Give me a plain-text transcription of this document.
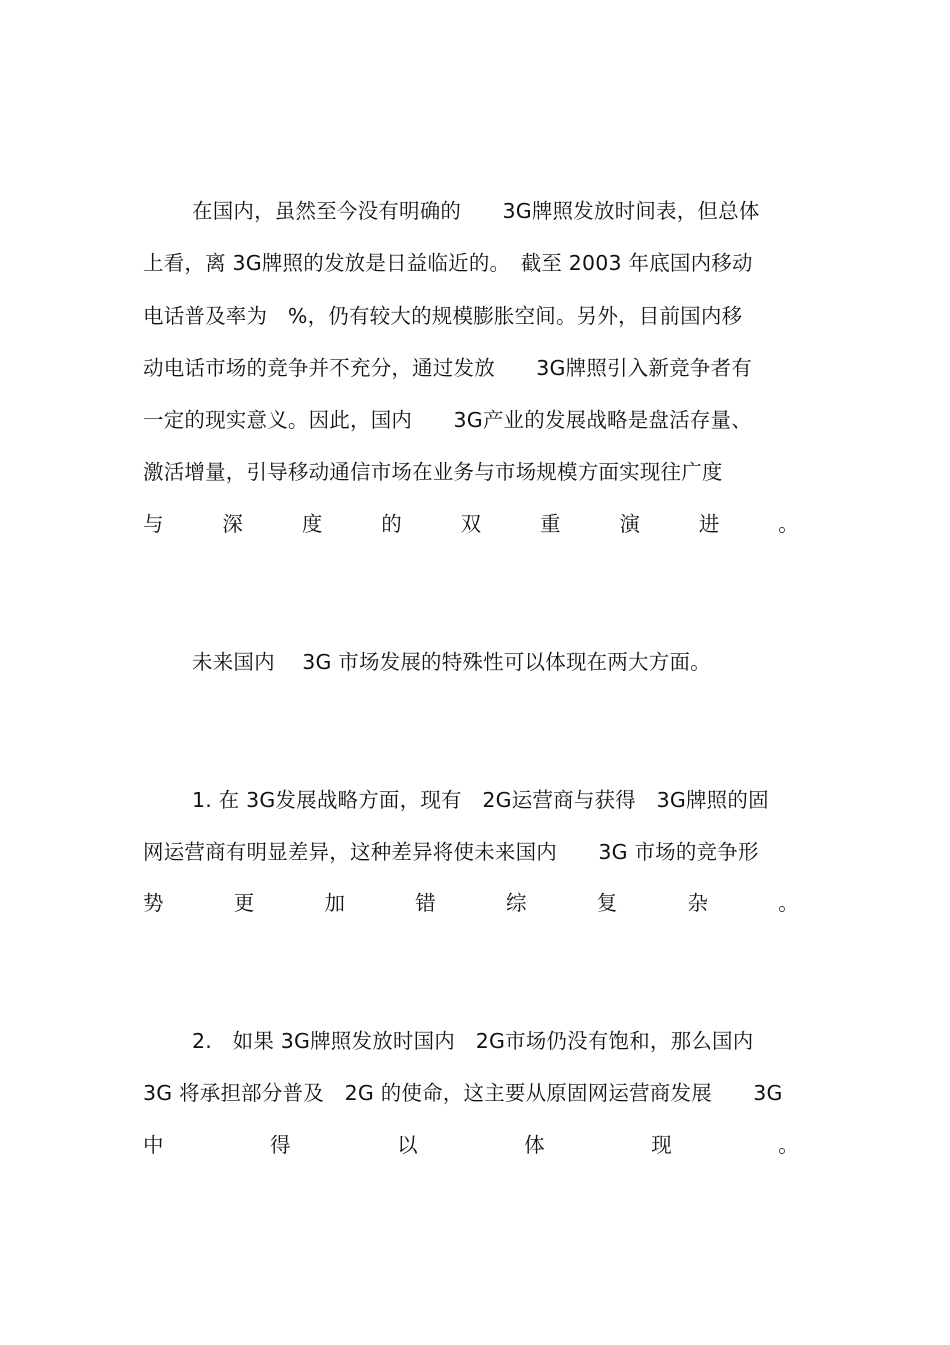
在国内，虽然至今没有明确的　　3G牌照发放时间表，但总体
上看，离 3G牌照的发放是日益临近的。　截至 2003 年底国内移动
电话普及率为　%，仍有较大的规模膨胀空间。另外，目前国内移
动电话市场的竞争并不充分，通过发放　　3G牌照引入新竞争者有
一定的现实意义。因此，国内　　3G产业的发展战略是盘活存量、
激活增量，引导移动通信市场在业务与市场规模方面实现往广度
与	深	度	的	双	重	演	进	。
未来国内　 3G 市场发展的特殊性可以体现在两大方面。
1. 在 3G发展战略方面，现有　2G运营商与获得　3G牌照的固
网运营商有明显差异，这种差异将使未来国内　　3G 市场的竞争形
势	更	加	错	综	复	杂	。
2.　如果 3G牌照发放时国内　2G市场仍没有饱和，那么国内
3G 将承担部分普及　2G 的使命，这主要从原固网运营商发展　　3G
中	得	以	体	现	。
....................
Goal of the exercise:
Quote every record above exactly, leaving out any pictures.

Response to this exercise:
Give me a plain-text transcription of this document.
在国内，虽然至今没有明确的　　3G牌照发放时间表，但总体
上看，离 3G牌照的发放是日益临近的。　截至 2003 年底国内移动
电话普及率为　%，仍有较大的规模膨胀空间。另外，目前国内移
动电话市场的竞争并不充分，通过发放　　3G牌照引入新竞争者有
一定的现实意义。因此，国内　　3G产业的发展战略是盘活存量、
激活增量，引导移动通信市场在业务与市场规模方面实现往广度
与	深	度	的	双	重	演	进	。
未来国内　 3G 市场发展的特殊性可以体现在两大方面。
1. 在 3G发展战略方面，现有　2G运营商与获得　3G牌照的固
网运营商有明显差异，这种差异将使未来国内　　3G 市场的竞争形
势	更	加	错	综	复	杂	。
2.　如果 3G牌照发放时国内　2G市场仍没有饱和，那么国内
3G 将承担部分普及　2G 的使命，这主要从原固网运营商发展　　3G
中	得	以	体	现	。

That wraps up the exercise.